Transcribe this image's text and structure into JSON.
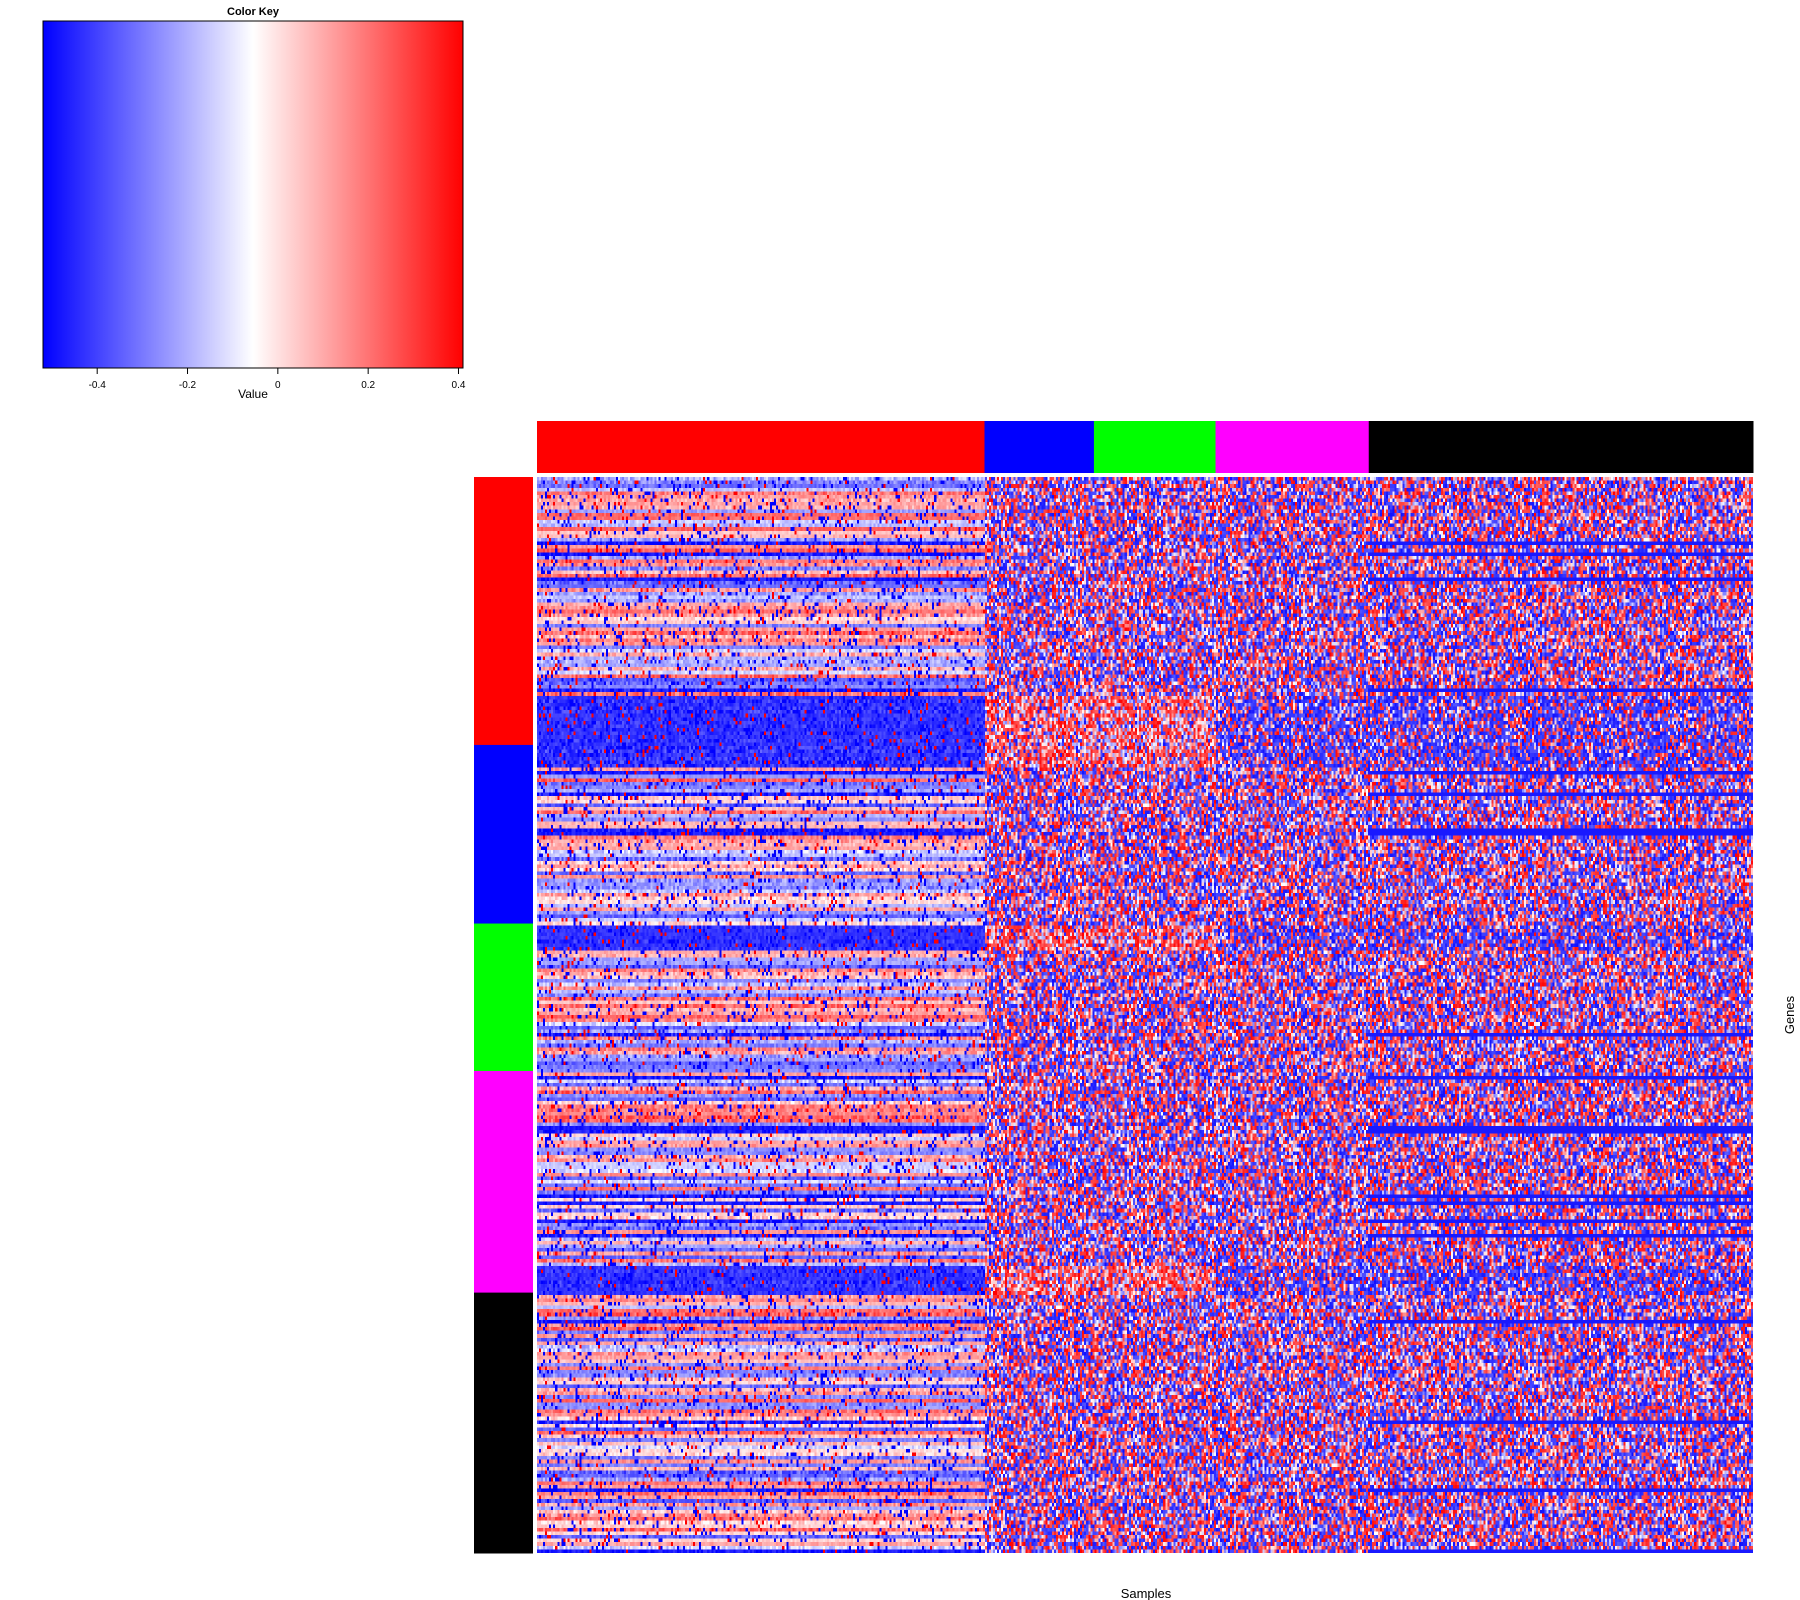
{
  "chart_data": {
    "type": "heatmap",
    "title": "",
    "xlabel": "Samples",
    "ylabel": "Genes",
    "color_key": {
      "title": "Color Key",
      "xlabel": "Value",
      "range": [
        -0.52,
        0.41
      ],
      "ticks": [
        -0.4,
        -0.2,
        0,
        0.2,
        0.4
      ],
      "tick_labels": [
        "-0.4",
        "-0.2",
        "0",
        "0.2",
        "0.4"
      ],
      "low_color": "#0000ff",
      "mid_color": "#ffffff",
      "high_color": "#ff0000",
      "midpoint": -0.055
    },
    "column_groups": [
      {
        "color": "#ff0000",
        "fraction": 0.368
      },
      {
        "color": "#0000ff",
        "fraction": 0.09
      },
      {
        "color": "#00ff00",
        "fraction": 0.1
      },
      {
        "color": "#ff00ff",
        "fraction": 0.126
      },
      {
        "color": "#000000",
        "fraction": 0.316
      }
    ],
    "row_groups": [
      {
        "color": "#ff0000",
        "fraction": 0.249
      },
      {
        "color": "#0000ff",
        "fraction": 0.166
      },
      {
        "color": "#00ff00",
        "fraction": 0.137
      },
      {
        "color": "#ff00ff",
        "fraction": 0.206
      },
      {
        "color": "#000000",
        "fraction": 0.242
      }
    ],
    "grid": false
  }
}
^^^^^^^^^^^^^^^^
> **WORK TO BE COMPLETED**
Pictures stay out; print everything else in the data exactly.

> **WRITTEN SOLUTION**
Transcribe this image's text and structure into JSON.
{
  "chart_data": {
    "type": "heatmap",
    "title": "",
    "xlabel": "Samples",
    "ylabel": "Genes",
    "color_key": {
      "title": "Color Key",
      "xlabel": "Value",
      "range": [
        -0.52,
        0.41
      ],
      "ticks": [
        -0.4,
        -0.2,
        0,
        0.2,
        0.4
      ],
      "tick_labels": [
        "-0.4",
        "-0.2",
        "0",
        "0.2",
        "0.4"
      ],
      "low_color": "#0000ff",
      "mid_color": "#ffffff",
      "high_color": "#ff0000",
      "midpoint": -0.055
    },
    "column_groups": [
      {
        "color": "#ff0000",
        "fraction": 0.368
      },
      {
        "color": "#0000ff",
        "fraction": 0.09
      },
      {
        "color": "#00ff00",
        "fraction": 0.1
      },
      {
        "color": "#ff00ff",
        "fraction": 0.126
      },
      {
        "color": "#000000",
        "fraction": 0.316
      }
    ],
    "row_groups": [
      {
        "color": "#ff0000",
        "fraction": 0.249
      },
      {
        "color": "#0000ff",
        "fraction": 0.166
      },
      {
        "color": "#00ff00",
        "fraction": 0.137
      },
      {
        "color": "#ff00ff",
        "fraction": 0.206
      },
      {
        "color": "#000000",
        "fraction": 0.242
      }
    ],
    "grid": false
  }
}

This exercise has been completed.